◆ Exercise ◆
Rewrite the records starting with the line that contains "238, 158, 379]" and going on through the line that contains "are smaller (50)", replacing "smaller" with "larger" and keeping everything else the same. Give back only those lines.

-- BEGIN --

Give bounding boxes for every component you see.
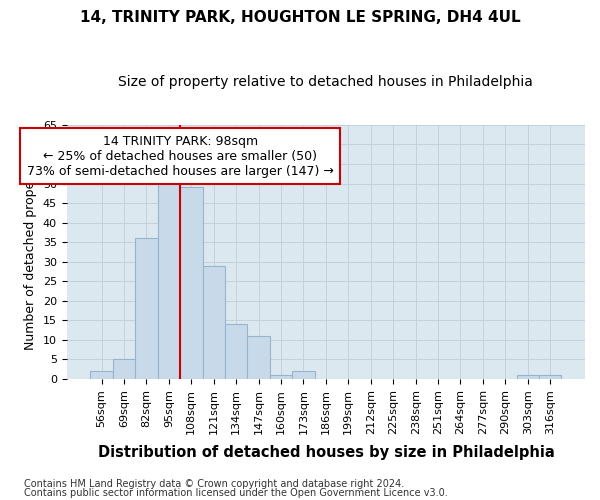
Bar	[135, 238, 158, 379]
Text: Contains public sector information licensed under the Open Government Licence v3: Contains public sector information licen…	[24, 488, 448, 498]
Text: 14 TRINITY PARK: 98sqm
← 25% of detached houses are smaller (50)
73% of semi-det: 14 TRINITY PARK: 98sqm ← 25% of detached…	[26, 134, 334, 178]
Bar	[91, 371, 113, 379]
X-axis label: Distribution of detached houses by size in Philadelphia: Distribution of detached houses by size …	[98, 445, 554, 460]
Bar	[270, 375, 292, 379]
Title: Size of property relative to detached houses in Philadelphia: Size of property relative to detached ho…	[118, 75, 533, 89]
Bar	[203, 266, 225, 379]
Bar	[113, 360, 135, 379]
Bar	[225, 324, 247, 379]
Bar	[292, 371, 314, 379]
Text: Contains HM Land Registry data © Crown copyright and database right 2024.: Contains HM Land Registry data © Crown c…	[24, 479, 404, 489]
Bar	[517, 375, 539, 379]
Bar	[247, 336, 270, 379]
Bar	[180, 188, 203, 379]
Text: 14, TRINITY PARK, HOUGHTON LE SPRING, DH4 4UL: 14, TRINITY PARK, HOUGHTON LE SPRING, DH…	[80, 10, 520, 25]
Bar	[539, 375, 562, 379]
Bar	[158, 176, 180, 379]
Y-axis label: Number of detached properties: Number of detached properties	[25, 154, 37, 350]
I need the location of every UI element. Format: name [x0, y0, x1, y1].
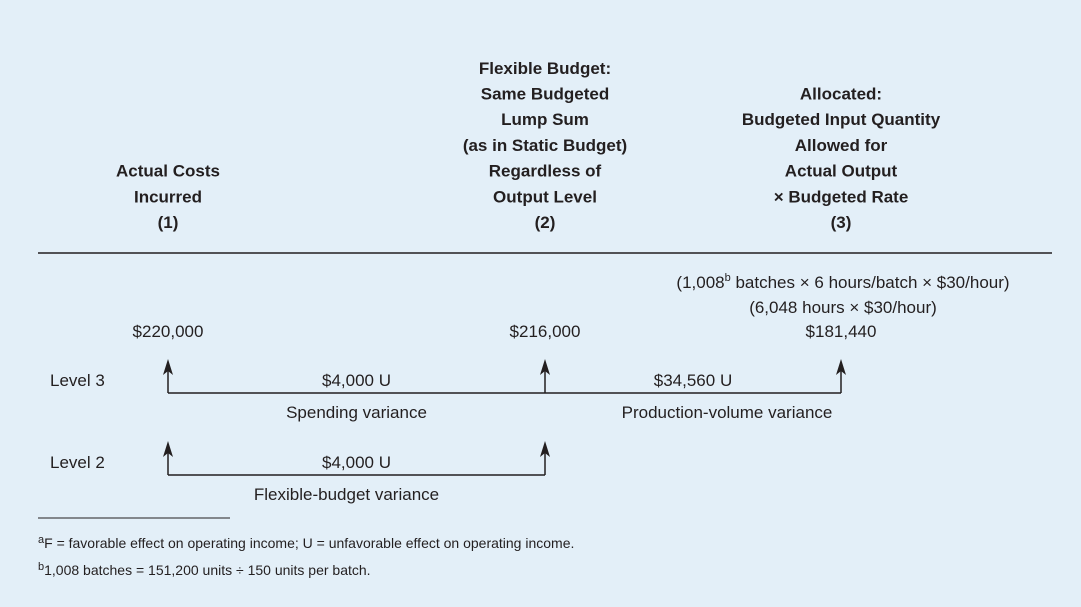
variance-name: Production-volume variance	[622, 403, 833, 422]
calculation-line: (1,008b batches × 6 hours/batch × $30/ho…	[676, 272, 1009, 292]
arrow-head	[163, 359, 173, 375]
column-heading: Budgeted Input Quantity	[742, 110, 941, 129]
footnote-mark: a	[38, 534, 45, 546]
variance-name: Spending variance	[286, 403, 427, 422]
variance-amount: $4,000 U	[322, 371, 391, 390]
footnote-text: 1,008 batches = 151,200 units ÷ 150 unit…	[44, 562, 370, 578]
arrow-head	[540, 359, 550, 375]
level-label: Level 3	[50, 371, 105, 390]
arrow-head	[163, 441, 173, 457]
column-heading: Regardless of	[489, 162, 602, 181]
column-heading: Allocated:	[800, 85, 882, 104]
column-heading: Allowed for	[795, 136, 888, 155]
column-amount: $216,000	[510, 322, 581, 341]
column-number: (2)	[535, 213, 556, 232]
column-heading: Same Budgeted	[481, 85, 609, 104]
footnote-text: F = favorable effect on operating income…	[44, 535, 574, 551]
calc-text: batches × 6 hours/batch × $30/hour)	[731, 273, 1010, 292]
arrow-head	[836, 359, 846, 375]
column-heading: Lump Sum	[501, 110, 589, 129]
variance-amount: $34,560 U	[654, 371, 732, 390]
column-heading: Output Level	[493, 187, 597, 206]
column-amount: $181,440	[806, 322, 877, 341]
variance-name: Flexible-budget variance	[254, 485, 439, 504]
variance-amount: $4,000 U	[322, 453, 391, 472]
column-heading: Actual Costs	[116, 162, 220, 181]
level-label: Level 2	[50, 453, 105, 472]
calculation-line: (6,048 hours × $30/hour)	[749, 298, 937, 317]
column-number: (1)	[158, 213, 179, 232]
arrow-head	[540, 441, 550, 457]
column-heading: Actual Output	[785, 162, 898, 181]
column-number: (3)	[831, 213, 852, 232]
footnote-mark: b	[38, 561, 44, 573]
column-heading: Incurred	[134, 187, 202, 206]
calc-sup: b	[725, 272, 731, 284]
calc-text: (1,008	[676, 273, 724, 292]
footnote: aF = favorable effect on operating incom…	[38, 534, 574, 551]
column-heading: × Budgeted Rate	[774, 187, 909, 206]
column-heading: Flexible Budget:	[479, 59, 611, 78]
column-heading: (as in Static Budget)	[463, 136, 627, 155]
footnote: b1,008 batches = 151,200 units ÷ 150 uni…	[38, 561, 371, 578]
column-amount: $220,000	[133, 322, 204, 341]
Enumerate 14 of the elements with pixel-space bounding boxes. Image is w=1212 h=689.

-- END --

◆ Finished task ◆
Bar	[135, 238, 158, 379]
Text: Contains public sector information licensed under the Open Government Licence v3: Contains public sector information licen…	[24, 488, 448, 498]
Text: 14 TRINITY PARK: 98sqm
← 25% of detached houses are larger (50)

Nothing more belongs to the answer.